▶ Requirement:
Quote the material exactly from the line that contains "What text is on this page?" through its last line. Any pictures are to be left out.
_____
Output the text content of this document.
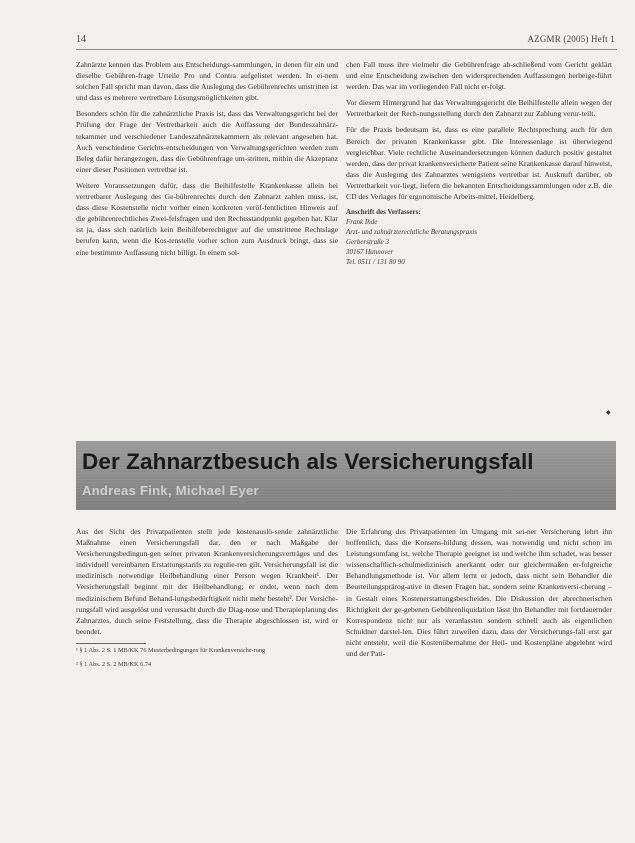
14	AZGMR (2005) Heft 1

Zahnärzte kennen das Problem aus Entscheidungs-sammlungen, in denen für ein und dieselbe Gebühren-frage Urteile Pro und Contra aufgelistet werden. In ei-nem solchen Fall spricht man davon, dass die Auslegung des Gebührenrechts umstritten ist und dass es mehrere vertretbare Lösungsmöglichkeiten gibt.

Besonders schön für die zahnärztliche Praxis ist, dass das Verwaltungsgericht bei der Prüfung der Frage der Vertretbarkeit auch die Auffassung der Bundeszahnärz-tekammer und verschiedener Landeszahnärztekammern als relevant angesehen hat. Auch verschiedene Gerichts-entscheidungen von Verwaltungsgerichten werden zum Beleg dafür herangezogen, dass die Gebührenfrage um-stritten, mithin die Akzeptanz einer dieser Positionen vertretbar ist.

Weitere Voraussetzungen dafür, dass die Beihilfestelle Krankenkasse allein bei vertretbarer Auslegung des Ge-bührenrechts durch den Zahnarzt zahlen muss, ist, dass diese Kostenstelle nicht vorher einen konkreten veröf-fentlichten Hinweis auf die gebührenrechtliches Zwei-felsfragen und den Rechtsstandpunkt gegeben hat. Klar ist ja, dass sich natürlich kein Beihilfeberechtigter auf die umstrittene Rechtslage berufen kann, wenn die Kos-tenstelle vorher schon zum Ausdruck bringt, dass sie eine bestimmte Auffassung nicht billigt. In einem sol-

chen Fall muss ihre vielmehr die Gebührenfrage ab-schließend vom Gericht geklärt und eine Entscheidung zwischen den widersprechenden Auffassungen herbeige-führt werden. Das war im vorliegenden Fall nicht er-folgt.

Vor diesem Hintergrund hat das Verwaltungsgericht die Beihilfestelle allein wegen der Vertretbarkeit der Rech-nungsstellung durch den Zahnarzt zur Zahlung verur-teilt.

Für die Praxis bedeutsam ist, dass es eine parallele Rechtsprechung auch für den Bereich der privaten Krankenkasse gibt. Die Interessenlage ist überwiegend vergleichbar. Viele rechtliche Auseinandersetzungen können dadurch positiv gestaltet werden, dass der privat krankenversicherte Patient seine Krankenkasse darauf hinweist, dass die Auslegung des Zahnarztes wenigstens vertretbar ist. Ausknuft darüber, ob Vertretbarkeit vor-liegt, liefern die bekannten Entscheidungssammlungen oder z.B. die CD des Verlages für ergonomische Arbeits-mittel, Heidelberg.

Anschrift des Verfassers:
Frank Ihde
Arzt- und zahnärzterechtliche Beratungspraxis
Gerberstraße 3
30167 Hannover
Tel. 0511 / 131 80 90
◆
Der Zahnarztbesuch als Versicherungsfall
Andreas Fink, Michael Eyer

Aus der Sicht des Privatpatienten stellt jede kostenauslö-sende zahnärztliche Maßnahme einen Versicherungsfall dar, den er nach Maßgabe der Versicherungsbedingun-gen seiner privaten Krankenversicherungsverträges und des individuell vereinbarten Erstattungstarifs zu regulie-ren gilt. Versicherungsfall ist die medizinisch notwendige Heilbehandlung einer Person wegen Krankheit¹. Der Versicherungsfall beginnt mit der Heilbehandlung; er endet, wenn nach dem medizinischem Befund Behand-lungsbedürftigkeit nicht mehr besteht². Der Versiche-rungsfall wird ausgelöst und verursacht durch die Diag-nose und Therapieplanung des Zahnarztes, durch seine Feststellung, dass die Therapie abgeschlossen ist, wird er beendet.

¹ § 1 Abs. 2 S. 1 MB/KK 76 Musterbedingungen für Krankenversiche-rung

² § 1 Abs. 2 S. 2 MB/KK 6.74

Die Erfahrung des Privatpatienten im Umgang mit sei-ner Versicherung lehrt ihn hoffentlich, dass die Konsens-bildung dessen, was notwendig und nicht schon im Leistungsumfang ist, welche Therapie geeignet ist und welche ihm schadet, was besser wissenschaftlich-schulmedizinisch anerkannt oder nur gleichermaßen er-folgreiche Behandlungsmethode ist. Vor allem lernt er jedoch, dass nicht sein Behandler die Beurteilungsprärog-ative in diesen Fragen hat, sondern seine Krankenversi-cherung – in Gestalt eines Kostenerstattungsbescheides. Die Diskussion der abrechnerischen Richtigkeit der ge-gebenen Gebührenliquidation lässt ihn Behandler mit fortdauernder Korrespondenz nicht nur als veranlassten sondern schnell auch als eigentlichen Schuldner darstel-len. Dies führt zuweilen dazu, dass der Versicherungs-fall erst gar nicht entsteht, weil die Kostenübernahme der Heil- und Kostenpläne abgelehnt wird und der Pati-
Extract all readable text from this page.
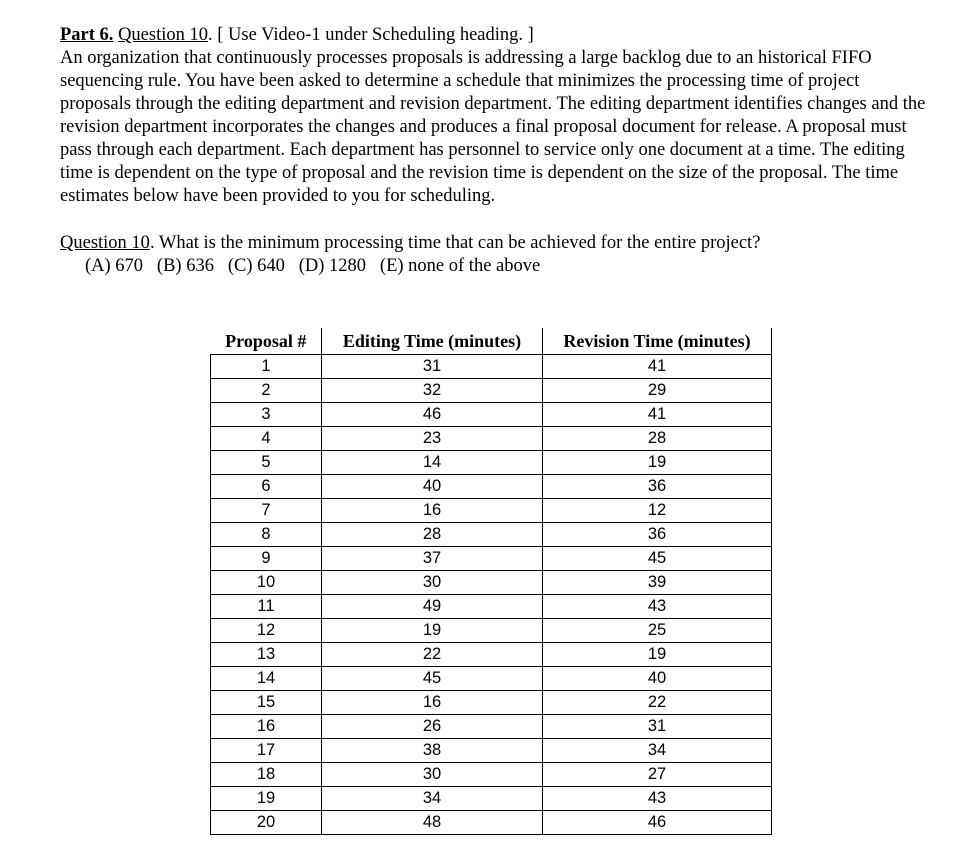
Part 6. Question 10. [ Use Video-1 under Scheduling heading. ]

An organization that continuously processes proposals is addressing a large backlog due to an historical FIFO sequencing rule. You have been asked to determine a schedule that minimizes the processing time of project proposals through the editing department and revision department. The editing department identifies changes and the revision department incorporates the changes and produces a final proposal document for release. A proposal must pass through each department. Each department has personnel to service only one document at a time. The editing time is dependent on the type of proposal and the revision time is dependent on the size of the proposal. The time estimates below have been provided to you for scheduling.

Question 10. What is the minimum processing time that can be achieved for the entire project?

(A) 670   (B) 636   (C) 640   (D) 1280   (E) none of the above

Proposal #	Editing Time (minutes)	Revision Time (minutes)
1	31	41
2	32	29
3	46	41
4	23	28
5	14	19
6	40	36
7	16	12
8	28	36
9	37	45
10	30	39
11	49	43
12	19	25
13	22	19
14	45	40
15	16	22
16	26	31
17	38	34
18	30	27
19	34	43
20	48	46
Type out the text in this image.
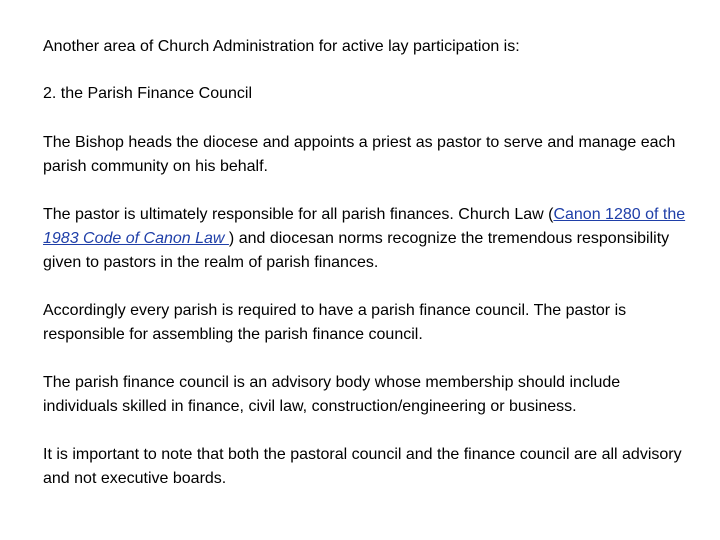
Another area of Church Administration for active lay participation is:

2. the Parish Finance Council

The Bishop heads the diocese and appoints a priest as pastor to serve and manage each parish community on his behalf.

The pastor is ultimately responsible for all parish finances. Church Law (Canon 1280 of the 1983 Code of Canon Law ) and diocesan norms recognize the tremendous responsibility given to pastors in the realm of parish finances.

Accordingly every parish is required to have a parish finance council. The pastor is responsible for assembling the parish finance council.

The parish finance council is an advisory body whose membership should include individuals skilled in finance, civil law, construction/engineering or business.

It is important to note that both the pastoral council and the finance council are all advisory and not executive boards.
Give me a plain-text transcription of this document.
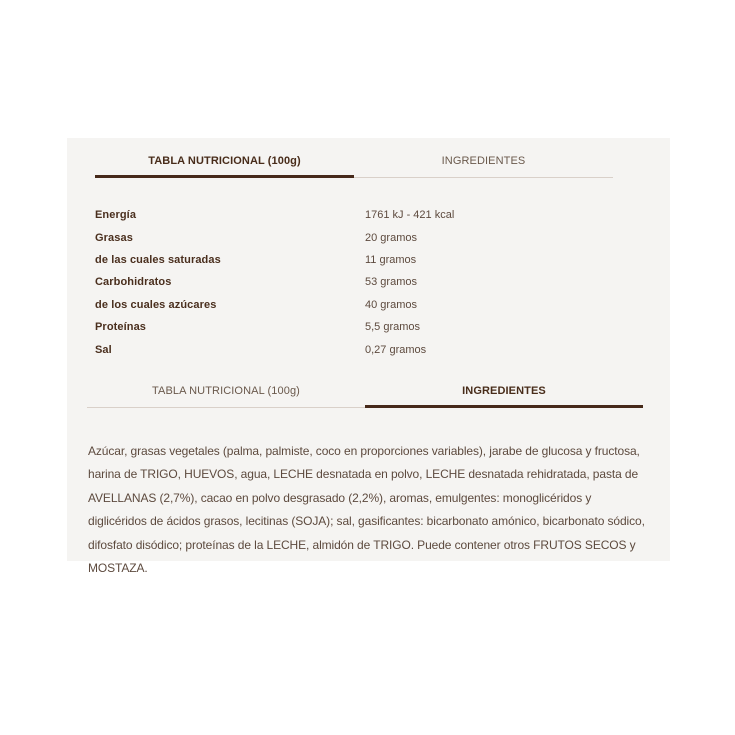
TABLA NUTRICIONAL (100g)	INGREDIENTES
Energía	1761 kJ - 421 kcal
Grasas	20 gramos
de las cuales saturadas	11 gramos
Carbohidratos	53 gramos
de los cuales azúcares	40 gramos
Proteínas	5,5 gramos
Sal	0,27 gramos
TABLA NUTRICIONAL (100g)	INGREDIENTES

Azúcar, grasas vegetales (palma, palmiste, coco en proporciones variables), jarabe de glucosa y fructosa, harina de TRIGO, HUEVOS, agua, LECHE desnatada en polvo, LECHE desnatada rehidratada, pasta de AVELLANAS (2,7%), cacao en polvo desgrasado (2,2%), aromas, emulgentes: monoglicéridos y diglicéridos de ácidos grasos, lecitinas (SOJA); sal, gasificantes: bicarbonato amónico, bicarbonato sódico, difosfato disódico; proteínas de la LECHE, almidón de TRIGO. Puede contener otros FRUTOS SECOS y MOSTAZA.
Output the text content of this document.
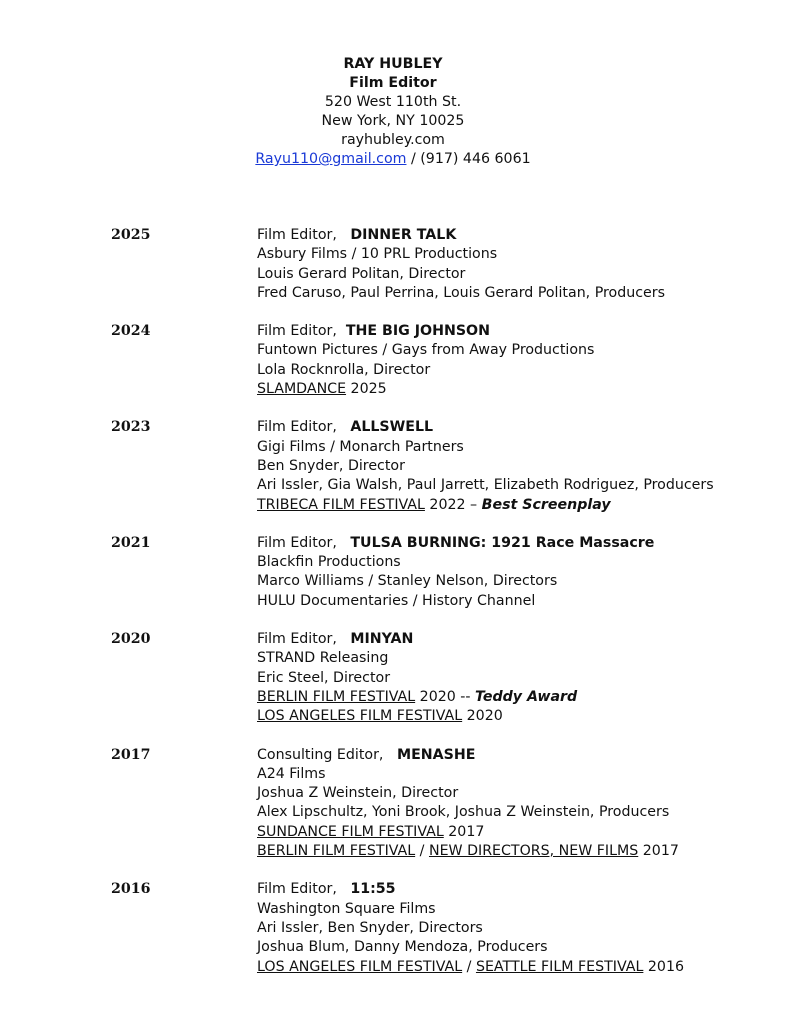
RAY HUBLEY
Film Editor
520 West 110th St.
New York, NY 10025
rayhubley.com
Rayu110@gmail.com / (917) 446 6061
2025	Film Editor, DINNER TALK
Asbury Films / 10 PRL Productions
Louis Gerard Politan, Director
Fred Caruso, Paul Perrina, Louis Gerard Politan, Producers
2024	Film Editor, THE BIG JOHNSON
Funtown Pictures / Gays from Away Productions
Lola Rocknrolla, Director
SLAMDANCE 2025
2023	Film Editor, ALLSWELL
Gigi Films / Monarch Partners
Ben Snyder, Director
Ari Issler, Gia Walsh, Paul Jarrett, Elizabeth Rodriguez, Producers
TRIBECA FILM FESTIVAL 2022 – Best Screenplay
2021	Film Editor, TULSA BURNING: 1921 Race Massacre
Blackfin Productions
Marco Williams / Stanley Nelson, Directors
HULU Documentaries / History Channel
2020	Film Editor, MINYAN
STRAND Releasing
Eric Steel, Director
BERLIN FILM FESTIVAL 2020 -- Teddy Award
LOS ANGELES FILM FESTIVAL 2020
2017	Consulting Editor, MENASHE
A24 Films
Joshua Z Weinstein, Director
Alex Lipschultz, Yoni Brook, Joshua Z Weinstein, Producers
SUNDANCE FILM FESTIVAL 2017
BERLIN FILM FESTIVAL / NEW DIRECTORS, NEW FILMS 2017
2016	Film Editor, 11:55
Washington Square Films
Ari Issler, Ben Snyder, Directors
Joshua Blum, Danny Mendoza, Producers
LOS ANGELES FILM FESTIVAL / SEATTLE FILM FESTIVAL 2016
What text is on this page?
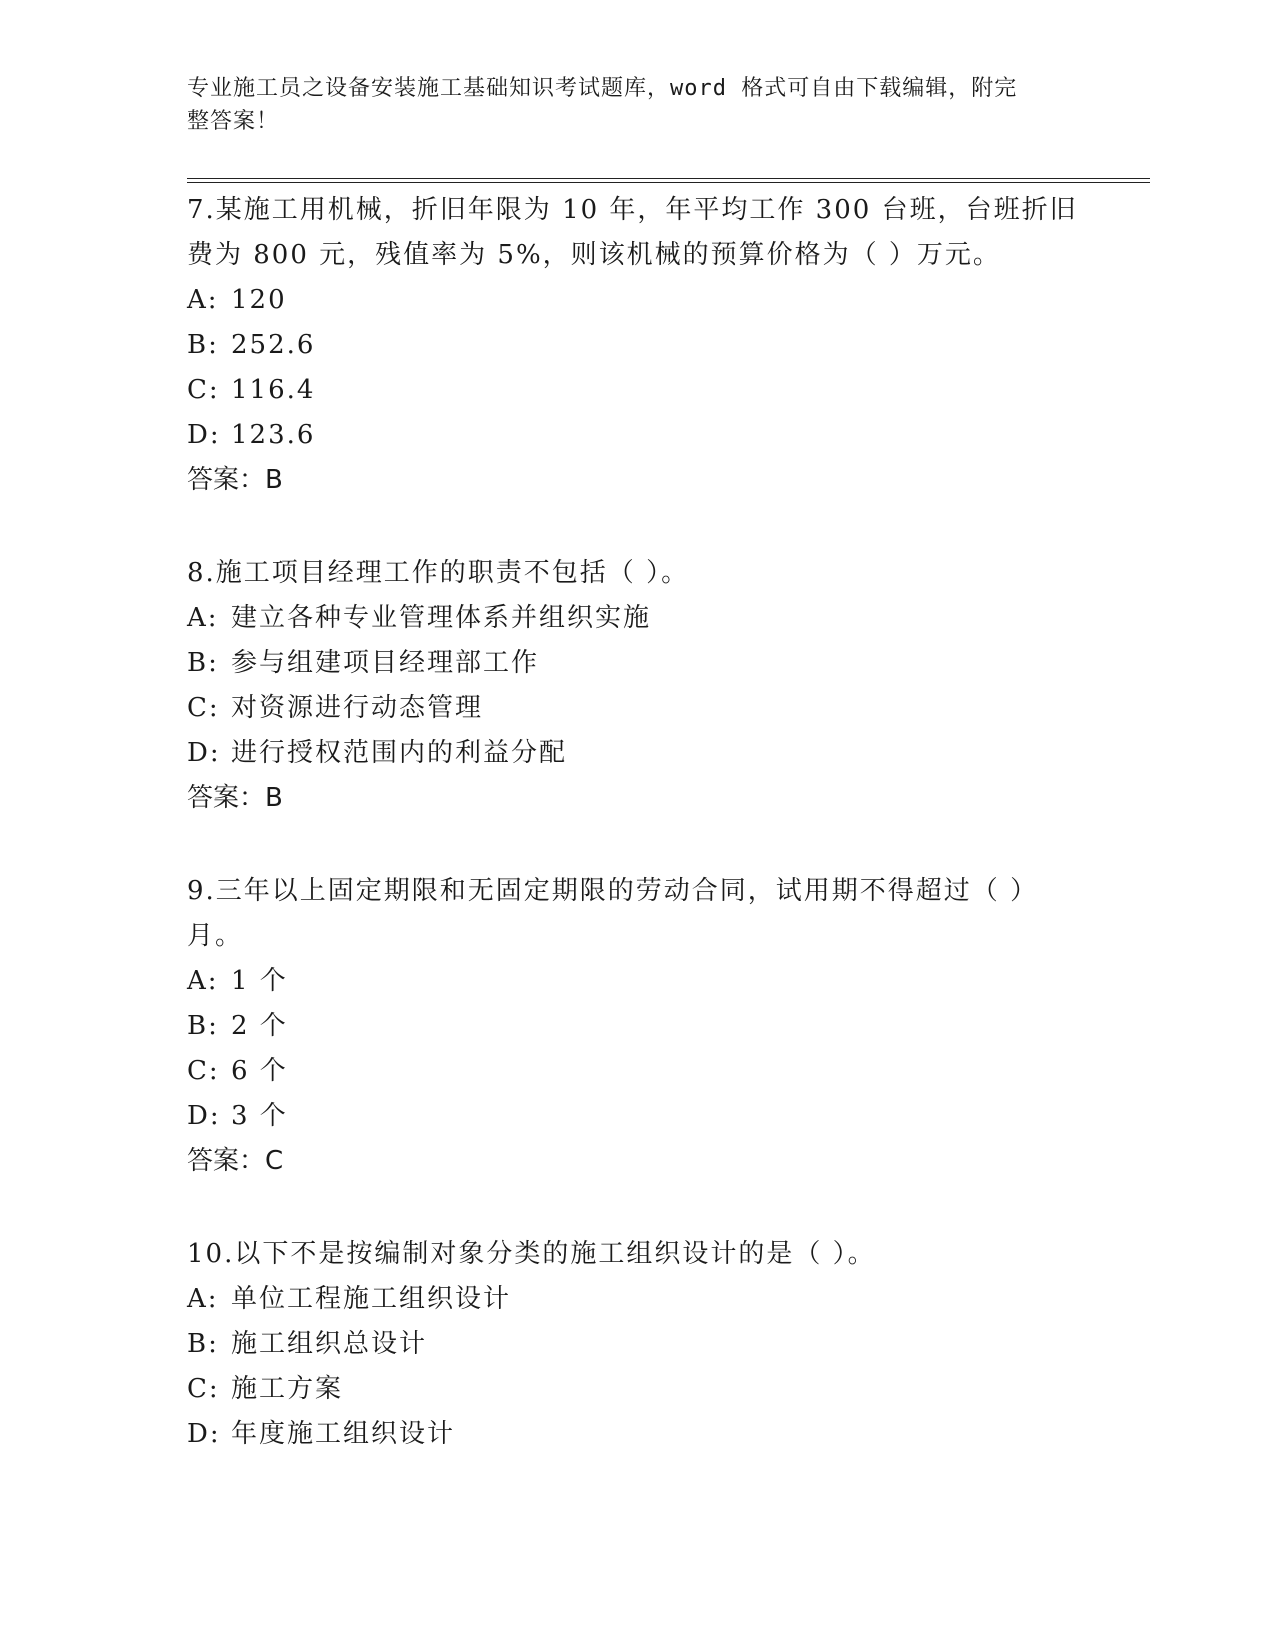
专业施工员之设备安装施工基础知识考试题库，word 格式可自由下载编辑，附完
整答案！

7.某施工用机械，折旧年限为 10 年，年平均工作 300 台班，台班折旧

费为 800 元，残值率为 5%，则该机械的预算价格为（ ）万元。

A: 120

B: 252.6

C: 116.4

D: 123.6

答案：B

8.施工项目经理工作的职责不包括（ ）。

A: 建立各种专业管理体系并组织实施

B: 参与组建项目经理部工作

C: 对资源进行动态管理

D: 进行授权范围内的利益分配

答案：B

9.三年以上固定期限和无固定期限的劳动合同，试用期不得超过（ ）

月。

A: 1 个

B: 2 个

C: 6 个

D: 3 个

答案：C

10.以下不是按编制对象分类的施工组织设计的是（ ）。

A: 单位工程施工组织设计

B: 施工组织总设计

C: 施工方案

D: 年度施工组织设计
_____
▶ Answer to this problem:
What text is on this page?
专业施工员之设备安装施工基础知识考试题库，word 格式可自由下载编辑，附完
整答案！

7.某施工用机械，折旧年限为 10 年，年平均工作 300 台班，台班折旧

费为 800 元，残值率为 5%，则该机械的预算价格为（ ）万元。

A: 120

B: 252.6

C: 116.4

D: 123.6

答案：B

8.施工项目经理工作的职责不包括（ ）。

A: 建立各种专业管理体系并组织实施

B: 参与组建项目经理部工作

C: 对资源进行动态管理

D: 进行授权范围内的利益分配

答案：B

9.三年以上固定期限和无固定期限的劳动合同，试用期不得超过（ ）

月。

A: 1 个

B: 2 个

C: 6 个

D: 3 个

答案：C

10.以下不是按编制对象分类的施工组织设计的是（ ）。

A: 单位工程施工组织设计

B: 施工组织总设计

C: 施工方案

D: 年度施工组织设计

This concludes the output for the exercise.